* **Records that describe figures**
::::::

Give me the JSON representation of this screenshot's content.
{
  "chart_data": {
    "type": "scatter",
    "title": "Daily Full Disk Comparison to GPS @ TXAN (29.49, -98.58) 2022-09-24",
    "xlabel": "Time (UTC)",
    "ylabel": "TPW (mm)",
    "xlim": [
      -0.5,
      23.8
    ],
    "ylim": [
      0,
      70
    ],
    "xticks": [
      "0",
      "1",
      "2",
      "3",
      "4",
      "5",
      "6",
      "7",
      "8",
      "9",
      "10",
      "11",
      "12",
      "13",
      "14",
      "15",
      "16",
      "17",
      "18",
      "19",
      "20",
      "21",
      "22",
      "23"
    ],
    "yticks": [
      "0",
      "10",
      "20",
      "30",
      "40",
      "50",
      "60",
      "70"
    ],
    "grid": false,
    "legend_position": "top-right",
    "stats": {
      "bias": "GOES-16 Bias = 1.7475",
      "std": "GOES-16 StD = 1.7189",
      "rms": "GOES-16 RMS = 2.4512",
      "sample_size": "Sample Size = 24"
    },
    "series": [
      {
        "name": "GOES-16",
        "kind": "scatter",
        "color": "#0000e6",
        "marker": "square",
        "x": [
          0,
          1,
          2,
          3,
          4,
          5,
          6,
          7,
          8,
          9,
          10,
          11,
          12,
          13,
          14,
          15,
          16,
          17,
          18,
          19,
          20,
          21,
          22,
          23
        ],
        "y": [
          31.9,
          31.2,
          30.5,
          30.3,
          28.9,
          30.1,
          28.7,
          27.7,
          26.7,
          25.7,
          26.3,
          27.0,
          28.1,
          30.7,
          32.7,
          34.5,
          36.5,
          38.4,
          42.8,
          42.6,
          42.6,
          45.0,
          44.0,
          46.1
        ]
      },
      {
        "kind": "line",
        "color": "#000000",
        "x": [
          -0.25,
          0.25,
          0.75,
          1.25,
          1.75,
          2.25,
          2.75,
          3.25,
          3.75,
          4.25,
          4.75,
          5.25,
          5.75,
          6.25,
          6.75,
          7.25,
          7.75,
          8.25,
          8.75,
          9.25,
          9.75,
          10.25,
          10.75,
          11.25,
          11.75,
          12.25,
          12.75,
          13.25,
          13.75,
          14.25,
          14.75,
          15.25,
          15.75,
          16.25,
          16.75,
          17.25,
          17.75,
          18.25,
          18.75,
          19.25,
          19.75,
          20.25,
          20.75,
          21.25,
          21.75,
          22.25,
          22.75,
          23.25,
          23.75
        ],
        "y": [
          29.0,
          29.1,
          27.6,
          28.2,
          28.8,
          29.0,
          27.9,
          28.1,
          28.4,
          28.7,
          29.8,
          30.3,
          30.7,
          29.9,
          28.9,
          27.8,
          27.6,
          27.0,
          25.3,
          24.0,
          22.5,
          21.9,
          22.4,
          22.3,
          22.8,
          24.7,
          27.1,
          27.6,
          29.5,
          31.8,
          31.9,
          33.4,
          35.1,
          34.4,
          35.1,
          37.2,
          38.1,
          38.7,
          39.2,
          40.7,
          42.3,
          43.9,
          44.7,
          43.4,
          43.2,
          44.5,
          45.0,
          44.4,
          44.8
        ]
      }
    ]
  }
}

::::::

Copy each line of the data above without altering a single character.

Give me the JSON representation of this screenshot's content.
{
  "chart_data": {
    "type": "scatter",
    "title": "Daily Full Disk Comparison to GPS @ TXAN (29.49, -98.58) 2022-09-24",
    "xlabel": "Time (UTC)",
    "ylabel": "TPW (mm)",
    "xlim": [
      -0.5,
      23.8
    ],
    "ylim": [
      0,
      70
    ],
    "xticks": [
      "0",
      "1",
      "2",
      "3",
      "4",
      "5",
      "6",
      "7",
      "8",
      "9",
      "10",
      "11",
      "12",
      "13",
      "14",
      "15",
      "16",
      "17",
      "18",
      "19",
      "20",
      "21",
      "22",
      "23"
    ],
    "yticks": [
      "0",
      "10",
      "20",
      "30",
      "40",
      "50",
      "60",
      "70"
    ],
    "grid": false,
    "legend_position": "top-right",
    "stats": {
      "bias": "GOES-16 Bias = 1.7475",
      "std": "GOES-16 StD = 1.7189",
      "rms": "GOES-16 RMS = 2.4512",
      "sample_size": "Sample Size = 24"
    },
    "series": [
      {
        "name": "GOES-16",
        "kind": "scatter",
        "color": "#0000e6",
        "marker": "square",
        "x": [
          0,
          1,
          2,
          3,
          4,
          5,
          6,
          7,
          8,
          9,
          10,
          11,
          12,
          13,
          14,
          15,
          16,
          17,
          18,
          19,
          20,
          21,
          22,
          23
        ],
        "y": [
          31.9,
          31.2,
          30.5,
          30.3,
          28.9,
          30.1,
          28.7,
          27.7,
          26.7,
          25.7,
          26.3,
          27.0,
          28.1,
          30.7,
          32.7,
          34.5,
          36.5,
          38.4,
          42.8,
          42.6,
          42.6,
          45.0,
          44.0,
          46.1
        ]
      },
      {
        "kind": "line",
        "color": "#000000",
        "x": [
          -0.25,
          0.25,
          0.75,
          1.25,
          1.75,
          2.25,
          2.75,
          3.25,
          3.75,
          4.25,
          4.75,
          5.25,
          5.75,
          6.25,
          6.75,
          7.25,
          7.75,
          8.25,
          8.75,
          9.25,
          9.75,
          10.25,
          10.75,
          11.25,
          11.75,
          12.25,
          12.75,
          13.25,
          13.75,
          14.25,
          14.75,
          15.25,
          15.75,
          16.25,
          16.75,
          17.25,
          17.75,
          18.25,
          18.75,
          19.25,
          19.75,
          20.25,
          20.75,
          21.25,
          21.75,
          22.25,
          22.75,
          23.25,
          23.75
        ],
        "y": [
          29.0,
          29.1,
          27.6,
          28.2,
          28.8,
          29.0,
          27.9,
          28.1,
          28.4,
          28.7,
          29.8,
          30.3,
          30.7,
          29.9,
          28.9,
          27.8,
          27.6,
          27.0,
          25.3,
          24.0,
          22.5,
          21.9,
          22.4,
          22.3,
          22.8,
          24.7,
          27.1,
          27.6,
          29.5,
          31.8,
          31.9,
          33.4,
          35.1,
          34.4,
          35.1,
          37.2,
          38.1,
          38.7,
          39.2,
          40.7,
          42.3,
          43.9,
          44.7,
          43.4,
          43.2,
          44.5,
          45.0,
          44.4,
          44.8
        ]
      }
    ]
  }
}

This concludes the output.